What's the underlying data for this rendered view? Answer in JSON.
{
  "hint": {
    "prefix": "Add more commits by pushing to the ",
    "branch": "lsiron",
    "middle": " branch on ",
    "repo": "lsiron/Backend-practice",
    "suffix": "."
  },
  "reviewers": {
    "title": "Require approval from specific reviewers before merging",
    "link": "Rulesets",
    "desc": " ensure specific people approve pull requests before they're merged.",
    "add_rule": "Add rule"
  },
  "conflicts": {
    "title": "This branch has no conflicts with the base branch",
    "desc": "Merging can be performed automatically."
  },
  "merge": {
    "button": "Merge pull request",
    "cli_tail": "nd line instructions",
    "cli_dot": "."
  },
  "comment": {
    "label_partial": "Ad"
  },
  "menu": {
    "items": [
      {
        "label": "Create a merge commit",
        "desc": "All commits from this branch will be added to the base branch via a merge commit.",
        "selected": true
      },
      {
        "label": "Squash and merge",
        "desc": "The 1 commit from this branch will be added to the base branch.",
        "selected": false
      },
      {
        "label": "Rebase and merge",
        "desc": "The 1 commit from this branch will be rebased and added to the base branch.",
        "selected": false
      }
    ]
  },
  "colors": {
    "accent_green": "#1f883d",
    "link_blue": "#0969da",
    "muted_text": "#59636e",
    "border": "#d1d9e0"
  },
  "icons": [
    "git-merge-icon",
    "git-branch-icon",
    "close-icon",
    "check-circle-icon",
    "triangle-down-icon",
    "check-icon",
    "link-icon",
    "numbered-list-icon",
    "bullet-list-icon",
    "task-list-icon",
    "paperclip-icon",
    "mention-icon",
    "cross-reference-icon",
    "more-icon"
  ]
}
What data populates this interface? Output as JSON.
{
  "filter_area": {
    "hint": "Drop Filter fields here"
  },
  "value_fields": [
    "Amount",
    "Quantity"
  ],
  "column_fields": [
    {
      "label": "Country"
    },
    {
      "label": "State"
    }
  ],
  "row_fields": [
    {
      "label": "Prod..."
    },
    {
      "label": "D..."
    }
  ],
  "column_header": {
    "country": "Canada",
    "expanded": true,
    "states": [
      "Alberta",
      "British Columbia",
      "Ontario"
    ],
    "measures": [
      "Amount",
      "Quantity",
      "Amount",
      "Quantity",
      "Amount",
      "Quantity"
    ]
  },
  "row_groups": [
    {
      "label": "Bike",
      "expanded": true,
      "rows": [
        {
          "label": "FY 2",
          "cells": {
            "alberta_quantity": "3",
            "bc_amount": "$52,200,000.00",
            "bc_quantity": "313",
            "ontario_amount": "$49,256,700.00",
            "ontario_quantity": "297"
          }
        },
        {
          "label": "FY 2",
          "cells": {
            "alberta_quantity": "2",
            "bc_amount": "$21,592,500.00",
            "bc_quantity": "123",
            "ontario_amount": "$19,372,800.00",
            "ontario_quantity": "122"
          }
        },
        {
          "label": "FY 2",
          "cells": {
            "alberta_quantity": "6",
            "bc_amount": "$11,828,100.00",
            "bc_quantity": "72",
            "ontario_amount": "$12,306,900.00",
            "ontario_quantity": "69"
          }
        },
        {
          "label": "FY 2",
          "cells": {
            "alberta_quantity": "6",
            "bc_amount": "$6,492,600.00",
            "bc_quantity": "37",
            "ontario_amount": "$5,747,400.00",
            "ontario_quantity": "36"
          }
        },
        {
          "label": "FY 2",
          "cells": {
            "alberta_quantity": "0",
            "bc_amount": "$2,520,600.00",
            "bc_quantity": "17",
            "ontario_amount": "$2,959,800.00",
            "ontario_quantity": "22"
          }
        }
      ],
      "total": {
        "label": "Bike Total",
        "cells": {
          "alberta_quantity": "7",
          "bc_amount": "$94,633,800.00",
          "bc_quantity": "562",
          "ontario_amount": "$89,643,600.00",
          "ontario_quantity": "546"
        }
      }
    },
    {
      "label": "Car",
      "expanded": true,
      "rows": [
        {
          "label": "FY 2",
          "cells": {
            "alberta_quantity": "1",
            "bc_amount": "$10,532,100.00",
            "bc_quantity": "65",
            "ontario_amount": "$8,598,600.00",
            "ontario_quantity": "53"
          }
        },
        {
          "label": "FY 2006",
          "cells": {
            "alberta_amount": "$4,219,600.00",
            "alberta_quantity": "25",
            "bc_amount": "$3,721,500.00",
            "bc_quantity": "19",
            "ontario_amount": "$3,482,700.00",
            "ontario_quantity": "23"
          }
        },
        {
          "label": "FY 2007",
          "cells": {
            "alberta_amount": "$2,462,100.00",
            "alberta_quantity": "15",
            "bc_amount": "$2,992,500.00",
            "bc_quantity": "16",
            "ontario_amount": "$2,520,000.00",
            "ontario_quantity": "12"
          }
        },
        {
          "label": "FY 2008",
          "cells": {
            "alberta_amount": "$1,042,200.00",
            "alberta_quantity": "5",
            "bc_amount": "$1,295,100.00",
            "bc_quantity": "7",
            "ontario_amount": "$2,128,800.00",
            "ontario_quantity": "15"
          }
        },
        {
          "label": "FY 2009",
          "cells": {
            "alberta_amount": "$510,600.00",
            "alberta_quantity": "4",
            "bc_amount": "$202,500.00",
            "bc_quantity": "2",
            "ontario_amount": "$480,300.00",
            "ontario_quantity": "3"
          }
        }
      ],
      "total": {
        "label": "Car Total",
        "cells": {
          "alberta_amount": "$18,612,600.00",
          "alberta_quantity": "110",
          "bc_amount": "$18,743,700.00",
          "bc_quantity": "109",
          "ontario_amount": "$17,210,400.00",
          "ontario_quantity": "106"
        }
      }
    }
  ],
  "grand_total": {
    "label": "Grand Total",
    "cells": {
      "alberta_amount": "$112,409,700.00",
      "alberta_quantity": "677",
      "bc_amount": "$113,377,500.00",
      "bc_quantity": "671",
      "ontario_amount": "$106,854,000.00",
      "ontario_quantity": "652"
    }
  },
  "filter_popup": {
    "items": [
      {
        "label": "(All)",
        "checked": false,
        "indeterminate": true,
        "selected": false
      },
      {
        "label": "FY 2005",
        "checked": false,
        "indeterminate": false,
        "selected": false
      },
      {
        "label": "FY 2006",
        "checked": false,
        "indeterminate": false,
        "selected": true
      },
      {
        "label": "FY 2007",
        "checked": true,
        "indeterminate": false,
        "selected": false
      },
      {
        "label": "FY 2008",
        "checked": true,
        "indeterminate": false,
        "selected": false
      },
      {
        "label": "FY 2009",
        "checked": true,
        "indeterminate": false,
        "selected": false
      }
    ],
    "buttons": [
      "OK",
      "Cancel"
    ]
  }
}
◇ ◇ ◇ ◇
DIRECTIVE:
In the entries above, find lines with "will" and copy each.

TASK ANSWER:
        "desc": "All commits from this branch will be added to the base branch via a merge commit.",
        "desc": "The 1 commit from this branch will be added to the base branch.",
        "desc": "The 1 commit from this branch will be rebased and added to the base branch.",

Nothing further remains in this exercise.